Collected data
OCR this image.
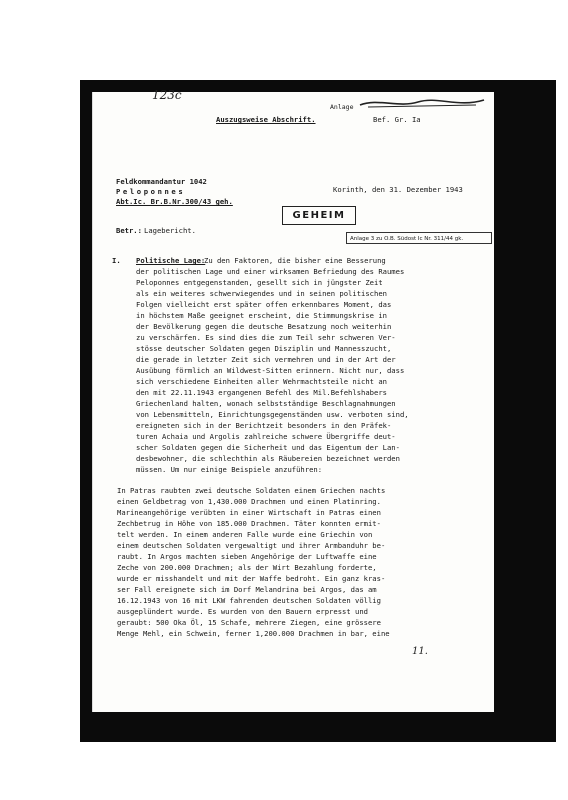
123c
Anlage
Auszugsweise Abschrift.	Bef. Gr. Ia
Feldkommandantur 1042
Peloponnes
Abt.Ic. Br.B.Nr.300/43 geh.
Korinth, den 31. Dezember 1943
GEHEIM
Anlage 3 zu O.B. Südost Ic Nr. 311/44 gk.
Betr.: Lagebericht.
I. Politische Lage:
Zu den Faktoren, die bisher eine Besserung
der politischen Lage und einer wirksamen Befriedung des Raumes
Peloponnes entgegenstanden, gesellt sich in jüngster Zeit
als ein weiteres schwerwiegendes und in seinen politischen
Folgen vielleicht erst später offen erkennbares Moment, das
in höchstem Maße geeignet erscheint, die Stimmungskrise in
der Bevölkerung gegen die deutsche Besatzung noch weiterhin
zu verschärfen. Es sind dies die zum Teil sehr schweren Ver-
stösse deutscher Soldaten gegen Disziplin und Mannesszucht,
die gerade in letzter Zeit sich vermehren und in der Art der
Ausübung förmlich an Wildwest-Sitten erinnern. Nicht nur, dass
sich verschiedene Einheiten aller Wehrmachtsteile nicht an
den mit 22.11.1943 ergangenen Befehl des Mil.Befehlshabers
Griechenland halten, wonach selbstständige Beschlagnahmungen
von Lebensmitteln, Einrichtungsgegenständen usw. verboten sind,
ereigneten sich in der Berichtzeit besonders in den Präfek-
turen Achaia und Argolis zahlreiche schwere Übergriffe deut-
scher Soldaten gegen die Sicherheit und das Eigentum der Lan-
desbewohner, die schlechthin als Räubereien bezeichnet werden
müssen. Um nur einige Beispiele anzuführen:
In Patras raubten zwei deutsche Soldaten einem Griechen nachts
einen Geldbetrag von 1,430.000 Drachmen und einen Platinring.
Marineangehörige verübten in einer Wirtschaft in Patras einen
Zechbetrug in Höhe von 185.000 Drachmen. Täter konnten ermit-
telt werden. In einem anderen Falle wurde eine Griechin von
einem deutschen Soldaten vergewaltigt und ihrer Armbanduhr be-
raubt. In Argos machten sieben Angehörige der Luftwaffe eine
Zeche von 200.000 Drachmen; als der Wirt Bezahlung forderte,
wurde er misshandelt und mit der Waffe bedroht. Ein ganz kras-
ser Fall ereignete sich im Dorf Melandrina bei Argos, das am
16.12.1943 von 16 mit LKW fahrenden deutschen Soldaten völlig
ausgeplündert wurde. Es wurden von den Bauern erpresst und
geraubt: 500 Oka Öl, 15 Schafe, mehrere Ziegen, eine grössere
Menge Mehl, ein Schwein, ferner 1,200.000 Drachmen in bar, eine
11.
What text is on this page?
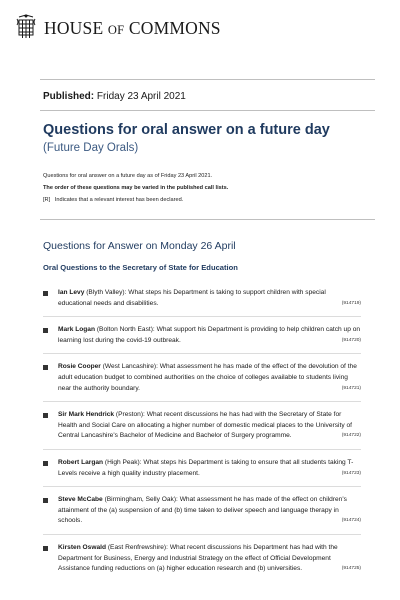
HOUSE OF COMMONS
Published: Friday 23 April 2021
Questions for oral answer on a future day
(Future Day Orals)
Questions for oral answer on a future day as of Friday 23 April 2021.
The order of these questions may be varied in the published call lists.
[R] Indicates that a relevant interest has been declared.
Questions for Answer on Monday 26 April
Oral Questions to the Secretary of State for Education
Ian Levy (Blyth Valley): What steps his Department is taking to support children with special educational needs and disabilities.	(914719)
Mark Logan (Bolton North East): What support his Department is providing to help children catch up on learning lost during the covid-19 outbreak.	(914720)
Rosie Cooper (West Lancashire): What assessment he has made of the effect of the devolution of the adult education budget to combined authorities on the choice of colleges available to students living near the authority boundary.	(914721)
Sir Mark Hendrick (Preston): What recent discussions he has had with the Secretary of State for Health and Social Care on allocating a higher number of domestic medical places to the University of Central Lancashire's Bachelor of Medicine and Bachelor of Surgery programme.	(914722)
Robert Largan (High Peak): What steps his Department is taking to ensure that all students taking T-Levels receive a high quality industry placement.	(914723)
Steve McCabe (Birmingham, Selly Oak): What assessment he has made of the effect on children's attainment of the (a) suspension of and (b) time taken to deliver speech and language therapy in schools.	(914724)
Kirsten Oswald (East Renfrewshire): What recent discussions his Department has had with the Department for Business, Energy and Industrial Strategy on the effect of Official Development Assistance funding reductions on (a) higher education research and (b) universities.	(914725)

Prompt.
Go over the data above and copy every line that has the word "politischen" in it.

Solution below.
der politischen Lage und einer wirksamen Befriedung des Raumes
als ein weiteres schwerwiegendes und in seinen politischen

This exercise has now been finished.